# [Written instruction]
Give the count of lines in the data that include the string "个百分点", with no added remarks.

# [Given entries]
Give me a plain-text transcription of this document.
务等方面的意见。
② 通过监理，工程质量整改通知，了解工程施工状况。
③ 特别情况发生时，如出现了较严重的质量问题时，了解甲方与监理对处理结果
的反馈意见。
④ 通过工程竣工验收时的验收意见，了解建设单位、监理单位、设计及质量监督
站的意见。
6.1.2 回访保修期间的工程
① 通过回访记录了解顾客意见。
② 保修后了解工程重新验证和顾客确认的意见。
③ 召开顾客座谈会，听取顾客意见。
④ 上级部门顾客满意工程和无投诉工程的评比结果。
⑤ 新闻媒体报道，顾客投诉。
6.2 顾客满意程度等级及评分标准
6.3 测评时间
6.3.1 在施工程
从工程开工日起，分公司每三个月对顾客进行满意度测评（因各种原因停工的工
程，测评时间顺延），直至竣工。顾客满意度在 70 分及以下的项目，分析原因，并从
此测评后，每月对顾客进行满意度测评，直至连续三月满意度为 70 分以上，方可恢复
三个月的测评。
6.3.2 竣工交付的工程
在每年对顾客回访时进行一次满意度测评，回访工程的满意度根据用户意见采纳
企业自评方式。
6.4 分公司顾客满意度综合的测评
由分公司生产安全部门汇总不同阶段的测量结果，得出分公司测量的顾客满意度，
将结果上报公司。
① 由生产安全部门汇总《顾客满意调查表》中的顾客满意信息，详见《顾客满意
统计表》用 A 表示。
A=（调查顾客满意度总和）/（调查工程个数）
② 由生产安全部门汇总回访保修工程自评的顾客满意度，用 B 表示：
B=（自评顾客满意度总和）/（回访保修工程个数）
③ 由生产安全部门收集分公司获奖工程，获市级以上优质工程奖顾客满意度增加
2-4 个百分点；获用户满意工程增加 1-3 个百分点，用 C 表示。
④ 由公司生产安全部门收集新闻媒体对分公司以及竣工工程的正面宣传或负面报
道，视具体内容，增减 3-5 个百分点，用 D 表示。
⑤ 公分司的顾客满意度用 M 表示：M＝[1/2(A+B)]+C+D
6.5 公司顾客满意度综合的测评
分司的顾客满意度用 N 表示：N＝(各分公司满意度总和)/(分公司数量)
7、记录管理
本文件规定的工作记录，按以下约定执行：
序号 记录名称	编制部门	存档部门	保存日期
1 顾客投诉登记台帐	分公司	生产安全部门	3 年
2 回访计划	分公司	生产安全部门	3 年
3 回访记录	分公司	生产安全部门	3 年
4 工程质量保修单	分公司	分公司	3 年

# [Reply]
2